# Exercise aim
Find the string "ацетилхолина" in the data, then copy every line where it is found.

[Records contained in a dataset]
====
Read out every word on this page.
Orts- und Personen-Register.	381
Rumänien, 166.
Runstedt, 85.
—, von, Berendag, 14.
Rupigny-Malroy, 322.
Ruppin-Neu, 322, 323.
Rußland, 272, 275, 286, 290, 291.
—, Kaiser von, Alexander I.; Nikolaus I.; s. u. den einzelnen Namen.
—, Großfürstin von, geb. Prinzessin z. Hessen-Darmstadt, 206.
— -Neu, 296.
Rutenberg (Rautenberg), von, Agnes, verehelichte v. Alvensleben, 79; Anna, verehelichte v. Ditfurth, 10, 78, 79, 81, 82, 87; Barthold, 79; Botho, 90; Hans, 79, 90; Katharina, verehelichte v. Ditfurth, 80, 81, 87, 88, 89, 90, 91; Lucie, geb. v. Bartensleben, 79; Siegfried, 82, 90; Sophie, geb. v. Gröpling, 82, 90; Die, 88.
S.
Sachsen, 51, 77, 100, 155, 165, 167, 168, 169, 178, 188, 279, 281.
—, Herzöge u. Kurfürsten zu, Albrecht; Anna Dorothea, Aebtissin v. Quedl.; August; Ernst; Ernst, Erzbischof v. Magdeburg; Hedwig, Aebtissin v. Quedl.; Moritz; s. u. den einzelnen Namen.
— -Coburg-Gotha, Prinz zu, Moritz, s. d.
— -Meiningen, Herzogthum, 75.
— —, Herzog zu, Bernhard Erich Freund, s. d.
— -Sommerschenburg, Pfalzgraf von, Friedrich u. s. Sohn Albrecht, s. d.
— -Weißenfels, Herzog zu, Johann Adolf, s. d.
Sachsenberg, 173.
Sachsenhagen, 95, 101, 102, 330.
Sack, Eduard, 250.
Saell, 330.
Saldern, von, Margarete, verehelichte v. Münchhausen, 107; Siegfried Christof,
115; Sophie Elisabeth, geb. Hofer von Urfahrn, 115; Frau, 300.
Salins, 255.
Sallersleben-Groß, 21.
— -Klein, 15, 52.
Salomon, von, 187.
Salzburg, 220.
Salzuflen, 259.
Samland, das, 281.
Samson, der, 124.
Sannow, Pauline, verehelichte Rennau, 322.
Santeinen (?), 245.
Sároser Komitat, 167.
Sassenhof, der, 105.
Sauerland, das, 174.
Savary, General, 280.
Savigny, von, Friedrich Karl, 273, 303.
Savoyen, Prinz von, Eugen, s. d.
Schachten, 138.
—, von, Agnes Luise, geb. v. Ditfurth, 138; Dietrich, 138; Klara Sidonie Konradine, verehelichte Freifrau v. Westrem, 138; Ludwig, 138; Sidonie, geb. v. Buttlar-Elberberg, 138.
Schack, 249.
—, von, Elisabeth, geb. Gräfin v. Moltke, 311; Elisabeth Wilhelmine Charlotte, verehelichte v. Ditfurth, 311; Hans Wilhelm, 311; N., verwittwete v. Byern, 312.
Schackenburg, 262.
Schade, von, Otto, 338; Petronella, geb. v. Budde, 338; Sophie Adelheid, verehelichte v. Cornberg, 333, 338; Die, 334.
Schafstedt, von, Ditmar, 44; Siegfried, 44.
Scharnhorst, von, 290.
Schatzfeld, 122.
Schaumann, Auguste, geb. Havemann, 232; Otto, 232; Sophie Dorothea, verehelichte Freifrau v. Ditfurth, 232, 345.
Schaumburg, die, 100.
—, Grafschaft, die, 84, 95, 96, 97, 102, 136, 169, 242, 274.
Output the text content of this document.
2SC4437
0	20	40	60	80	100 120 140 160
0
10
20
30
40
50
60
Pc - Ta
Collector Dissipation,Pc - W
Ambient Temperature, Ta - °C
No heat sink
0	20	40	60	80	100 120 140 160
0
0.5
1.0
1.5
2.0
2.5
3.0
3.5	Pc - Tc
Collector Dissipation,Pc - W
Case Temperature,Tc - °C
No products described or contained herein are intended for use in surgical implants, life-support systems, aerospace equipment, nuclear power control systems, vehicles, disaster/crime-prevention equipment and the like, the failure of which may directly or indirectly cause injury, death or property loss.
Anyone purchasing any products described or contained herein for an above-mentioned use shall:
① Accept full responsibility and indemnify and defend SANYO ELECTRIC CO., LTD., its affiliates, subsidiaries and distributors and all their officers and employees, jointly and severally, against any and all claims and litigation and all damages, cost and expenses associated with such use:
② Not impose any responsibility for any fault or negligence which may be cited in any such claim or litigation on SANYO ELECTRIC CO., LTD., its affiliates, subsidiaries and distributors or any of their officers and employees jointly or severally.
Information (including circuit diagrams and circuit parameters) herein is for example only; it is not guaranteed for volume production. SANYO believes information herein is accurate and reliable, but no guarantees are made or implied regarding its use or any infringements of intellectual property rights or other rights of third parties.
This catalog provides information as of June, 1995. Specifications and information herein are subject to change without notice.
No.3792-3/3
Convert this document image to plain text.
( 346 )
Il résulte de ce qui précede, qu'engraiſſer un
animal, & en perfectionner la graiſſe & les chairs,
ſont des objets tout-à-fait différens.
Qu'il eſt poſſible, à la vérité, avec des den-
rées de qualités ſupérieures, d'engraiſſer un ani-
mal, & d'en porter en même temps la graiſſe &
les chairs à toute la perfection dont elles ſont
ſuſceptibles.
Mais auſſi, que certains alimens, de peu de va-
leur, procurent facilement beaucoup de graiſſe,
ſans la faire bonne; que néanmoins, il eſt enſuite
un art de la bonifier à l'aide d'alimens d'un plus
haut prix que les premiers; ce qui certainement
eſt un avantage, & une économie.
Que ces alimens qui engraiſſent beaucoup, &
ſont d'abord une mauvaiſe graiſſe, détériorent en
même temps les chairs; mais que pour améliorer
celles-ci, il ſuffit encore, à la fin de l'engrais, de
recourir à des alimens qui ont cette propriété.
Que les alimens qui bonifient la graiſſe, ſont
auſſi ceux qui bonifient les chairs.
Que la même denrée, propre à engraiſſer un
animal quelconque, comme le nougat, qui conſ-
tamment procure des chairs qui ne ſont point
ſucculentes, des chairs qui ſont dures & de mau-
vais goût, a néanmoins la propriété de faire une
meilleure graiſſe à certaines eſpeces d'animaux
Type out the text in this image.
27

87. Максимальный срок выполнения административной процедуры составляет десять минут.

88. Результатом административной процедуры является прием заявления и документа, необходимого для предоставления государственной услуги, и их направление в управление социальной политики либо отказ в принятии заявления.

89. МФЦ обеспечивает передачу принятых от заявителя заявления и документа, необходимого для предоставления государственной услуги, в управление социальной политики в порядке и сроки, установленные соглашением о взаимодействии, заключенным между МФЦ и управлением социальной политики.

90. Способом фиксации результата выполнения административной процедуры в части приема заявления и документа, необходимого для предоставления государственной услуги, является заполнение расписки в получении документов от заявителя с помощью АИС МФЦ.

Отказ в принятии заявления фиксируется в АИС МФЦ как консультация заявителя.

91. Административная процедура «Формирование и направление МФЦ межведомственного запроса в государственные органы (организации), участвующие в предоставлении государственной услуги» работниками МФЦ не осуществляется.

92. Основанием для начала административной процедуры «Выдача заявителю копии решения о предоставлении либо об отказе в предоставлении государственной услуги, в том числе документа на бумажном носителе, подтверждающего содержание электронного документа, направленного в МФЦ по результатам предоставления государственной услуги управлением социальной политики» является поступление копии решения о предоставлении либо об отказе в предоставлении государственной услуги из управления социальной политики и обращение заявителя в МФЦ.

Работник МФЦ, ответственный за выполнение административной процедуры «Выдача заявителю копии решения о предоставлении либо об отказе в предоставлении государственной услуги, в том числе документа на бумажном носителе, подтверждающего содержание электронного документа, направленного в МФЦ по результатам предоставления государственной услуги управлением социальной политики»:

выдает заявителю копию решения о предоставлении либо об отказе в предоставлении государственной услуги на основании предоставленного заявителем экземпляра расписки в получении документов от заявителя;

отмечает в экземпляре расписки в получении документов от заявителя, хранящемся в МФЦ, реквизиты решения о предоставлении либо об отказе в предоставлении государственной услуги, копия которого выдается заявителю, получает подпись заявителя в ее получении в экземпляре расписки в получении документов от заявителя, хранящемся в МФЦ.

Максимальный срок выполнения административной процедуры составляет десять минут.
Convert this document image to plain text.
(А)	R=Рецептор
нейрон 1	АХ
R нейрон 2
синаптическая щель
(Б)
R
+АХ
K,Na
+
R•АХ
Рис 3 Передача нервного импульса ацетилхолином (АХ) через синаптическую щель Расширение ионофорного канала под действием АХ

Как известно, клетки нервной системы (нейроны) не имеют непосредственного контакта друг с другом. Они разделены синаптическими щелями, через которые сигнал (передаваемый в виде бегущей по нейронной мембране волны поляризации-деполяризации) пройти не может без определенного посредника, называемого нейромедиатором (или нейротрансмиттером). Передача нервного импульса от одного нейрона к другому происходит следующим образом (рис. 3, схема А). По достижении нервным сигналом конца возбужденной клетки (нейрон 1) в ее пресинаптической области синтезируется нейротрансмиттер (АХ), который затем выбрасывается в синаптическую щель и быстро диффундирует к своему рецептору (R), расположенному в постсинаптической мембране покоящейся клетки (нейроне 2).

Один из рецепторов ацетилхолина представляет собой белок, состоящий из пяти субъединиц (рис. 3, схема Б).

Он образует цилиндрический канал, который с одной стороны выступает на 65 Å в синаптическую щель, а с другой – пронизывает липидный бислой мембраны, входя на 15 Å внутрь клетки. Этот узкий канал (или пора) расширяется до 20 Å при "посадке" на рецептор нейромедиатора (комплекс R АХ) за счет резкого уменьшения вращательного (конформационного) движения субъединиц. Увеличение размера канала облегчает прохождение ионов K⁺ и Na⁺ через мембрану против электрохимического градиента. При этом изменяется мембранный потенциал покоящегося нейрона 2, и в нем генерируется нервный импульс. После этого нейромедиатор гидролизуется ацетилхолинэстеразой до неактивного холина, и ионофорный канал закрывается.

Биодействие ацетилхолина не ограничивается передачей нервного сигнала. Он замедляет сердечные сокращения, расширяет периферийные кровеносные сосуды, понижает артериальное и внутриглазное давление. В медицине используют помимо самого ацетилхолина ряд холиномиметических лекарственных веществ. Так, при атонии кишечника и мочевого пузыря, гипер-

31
====
# Answer
Один из рецепторов ацетилхолина представляет собой белок, состоящий из пяти субъединиц (рис. 3, схема Б).
Биодействие ацетилхолина не ограничивается передачей нервного сигнала. Он замедляет сердечные сокращения, расширяет периферийные кровеносные сосуды, понижает артериальное и внутриглазное давление. В медицине используют помимо самого ацетилхолина ряд холиномиметических лекарственных веществ. Так, при атонии кишечника и мочевого пузыря, гипер-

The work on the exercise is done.